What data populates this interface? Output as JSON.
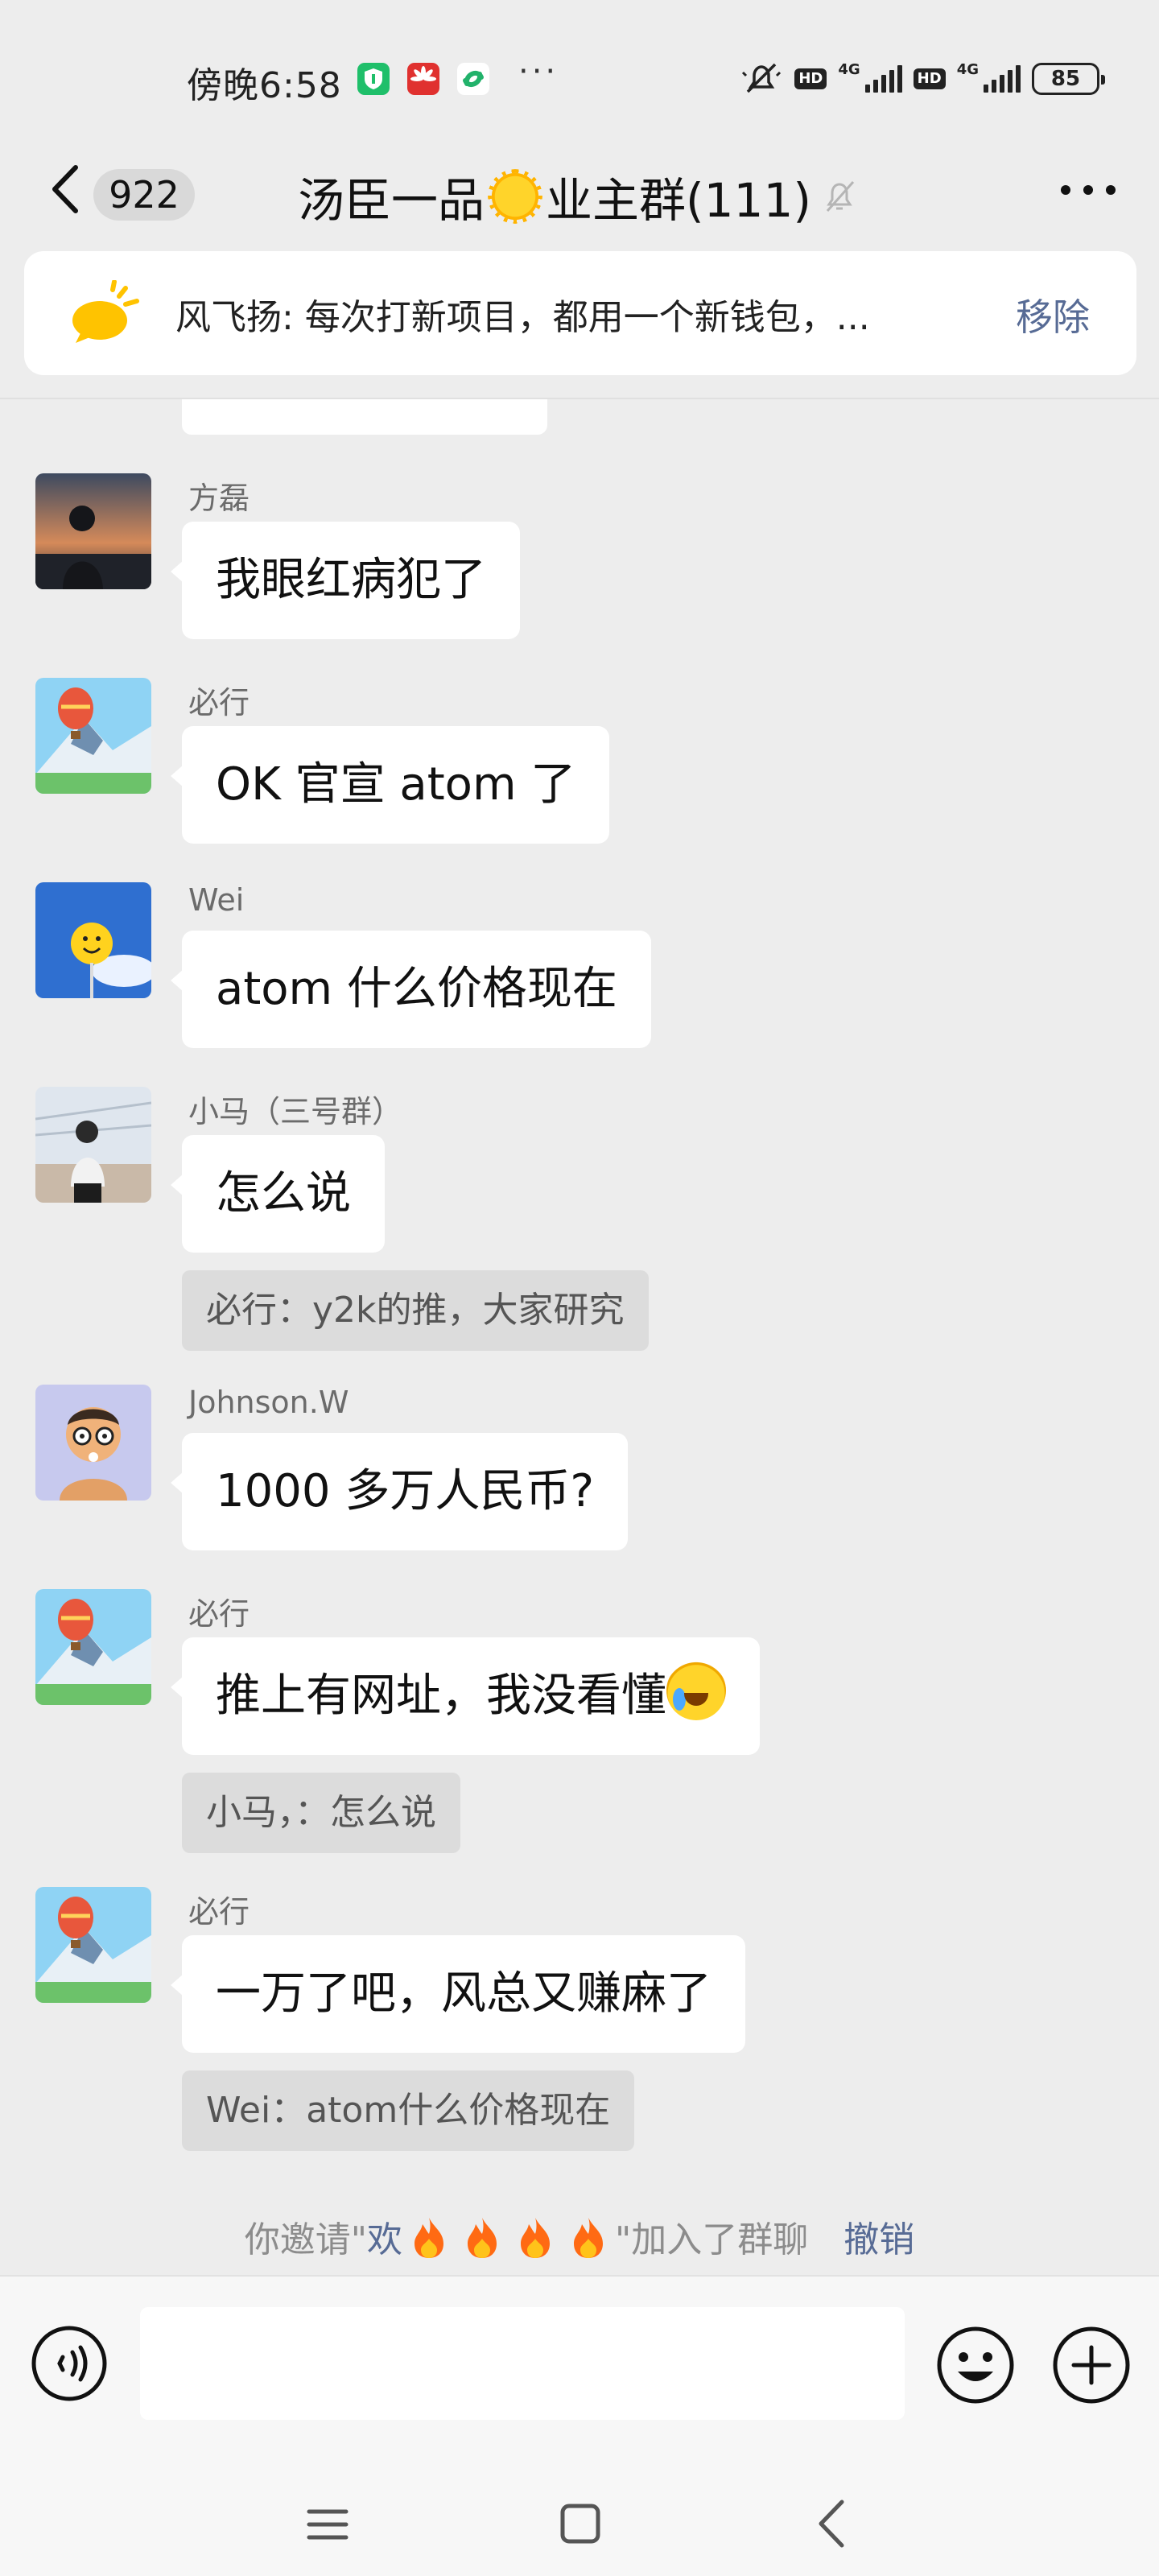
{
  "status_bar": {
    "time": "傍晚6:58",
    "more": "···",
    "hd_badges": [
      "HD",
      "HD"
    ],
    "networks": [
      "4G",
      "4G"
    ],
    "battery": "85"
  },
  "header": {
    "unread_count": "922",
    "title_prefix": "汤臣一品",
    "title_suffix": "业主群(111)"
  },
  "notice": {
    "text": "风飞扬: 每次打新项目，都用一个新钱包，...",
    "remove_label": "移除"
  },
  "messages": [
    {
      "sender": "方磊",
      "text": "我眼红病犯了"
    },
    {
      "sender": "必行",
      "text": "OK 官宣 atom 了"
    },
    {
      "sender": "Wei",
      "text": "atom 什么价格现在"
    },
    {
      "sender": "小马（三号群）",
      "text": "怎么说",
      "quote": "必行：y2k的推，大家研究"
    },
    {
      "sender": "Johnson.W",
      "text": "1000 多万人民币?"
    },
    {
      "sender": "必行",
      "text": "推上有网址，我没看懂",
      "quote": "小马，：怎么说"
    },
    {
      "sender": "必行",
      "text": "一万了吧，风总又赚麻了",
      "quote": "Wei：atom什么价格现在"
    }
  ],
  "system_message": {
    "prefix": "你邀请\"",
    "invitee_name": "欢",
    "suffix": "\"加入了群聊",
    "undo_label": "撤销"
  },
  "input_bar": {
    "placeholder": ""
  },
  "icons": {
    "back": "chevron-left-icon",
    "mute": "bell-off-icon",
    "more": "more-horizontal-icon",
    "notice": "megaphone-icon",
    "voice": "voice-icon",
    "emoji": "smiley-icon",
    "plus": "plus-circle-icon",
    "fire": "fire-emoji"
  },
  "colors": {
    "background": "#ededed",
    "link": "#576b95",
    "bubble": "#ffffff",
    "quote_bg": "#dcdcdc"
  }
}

============

BRIEF: Count the lines of the material that include the word "text", then report only the total.

SOLUTION TO THIS TASK: 8